[Dataset items]

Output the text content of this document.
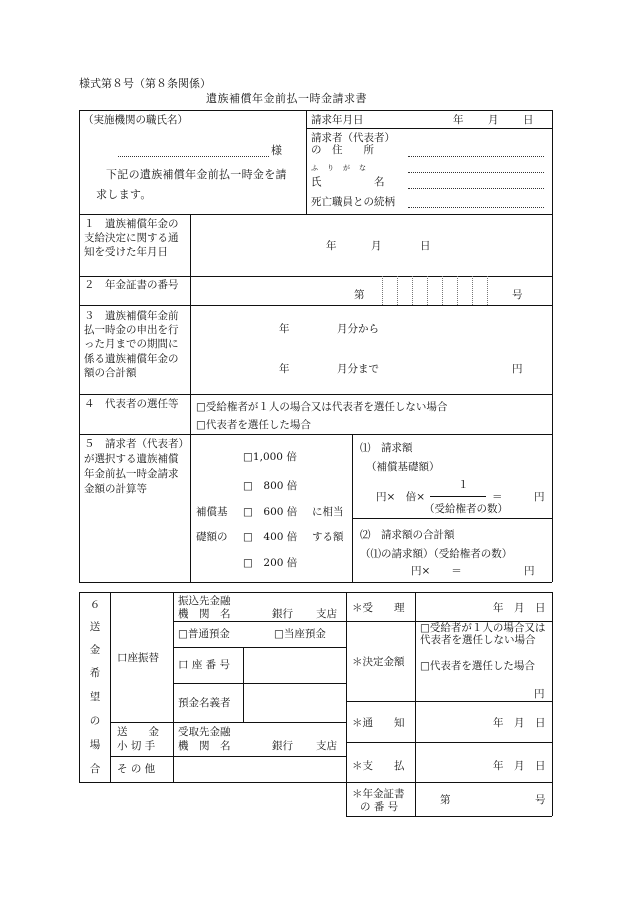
様式第８号（第８条関係）
遺族補償年金前払一時金請求書
（実施機関の職氏名）
様
下記の遺族補償年金前払一時金を請求します。
請求年月日	年 月 日
請求者（代表者）
の　住　　所
ふ　り　が　な
氏　　　　　名
死亡職員との続柄
１　遺族補償年金の支給決定に関する通知を受けた年月日
年	月	日
２　年金証書の番号
第	号
３　遺族補償年金前払一時金の申出を行った月までの期間に係る遺族補償年金の額の合計額
年	月分から
年	月分まで	円
４　代表者の選任等	□受給権者が１人の場合又は代表者を選任しない場合
□代表者を選任した場合
５　請求者（代表者）が選択する遺族補償年金前払一時金請求金額の計算等
□1,000 倍
□　800 倍
□　600 倍
□　400 倍
□　200 倍
補償基
礎額の
に相当
する額
⑴　請求額
（補償基礎額）
１
円×　倍×	＝	円
（受給権者の数）
⑵　請求額の合計額
（⑴の請求額）（受給権者の数）
円×　　＝	円
６
送
金
希
望
の
場
合
口座振替
振込先金融
機　関　名	銀行 支店
□普通預金	□当座預金
口 座 番 号
預金名義者
送　　金
小 切 手
受取先金融
機　関　名	銀行 支店
そ の 他
＊受　　理	年　月　日
＊決定金額
□受給者が１人の場合又は代表者を選任しない場合
□代表者を選任した場合
円
＊通　　知	年　月　日
＊支　　払	年　月　日
＊年金証書
の 番 号
第	号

◆ **THE REQUEST**:
Output an exact copy of the material, with the pictures removed.

◆ **SOLUTION TO THIS TASK**:
Output the text content of this document.
様式第８号（第８条関係）
遺族補償年金前払一時金請求書
（実施機関の職氏名）
様
下記の遺族補償年金前払一時金を請求します。
請求年月日	年 月 日
請求者（代表者）
の　住　　所
ふ　り　が　な
氏　　　　　名
死亡職員との続柄
１　遺族補償年金の支給決定に関する通知を受けた年月日
年	月	日
２　年金証書の番号
第	号
３　遺族補償年金前払一時金の申出を行った月までの期間に係る遺族補償年金の額の合計額
年	月分から
年	月分まで	円
４　代表者の選任等	□受給権者が１人の場合又は代表者を選任しない場合
□代表者を選任した場合
５　請求者（代表者）が選択する遺族補償年金前払一時金請求金額の計算等
□1,000 倍
□　800 倍
□　600 倍
□　400 倍
□　200 倍
補償基
礎額の
に相当
する額
⑴　請求額
（補償基礎額）
１
円×　倍×	＝	円
（受給権者の数）
⑵　請求額の合計額
（⑴の請求額）（受給権者の数）
円×　　＝	円
６
送
金
希
望
の
場
合
口座振替
振込先金融
機　関　名	銀行 支店
□普通預金	□当座預金
口 座 番 号
預金名義者
送　　金
小 切 手
受取先金融
機　関　名	銀行 支店
そ の 他
＊受　　理	年　月　日
＊決定金額
□受給者が１人の場合又は代表者を選任しない場合
□代表者を選任した場合
円
＊通　　知	年　月　日
＊支　　払	年　月　日
＊年金証書
の 番 号
第	号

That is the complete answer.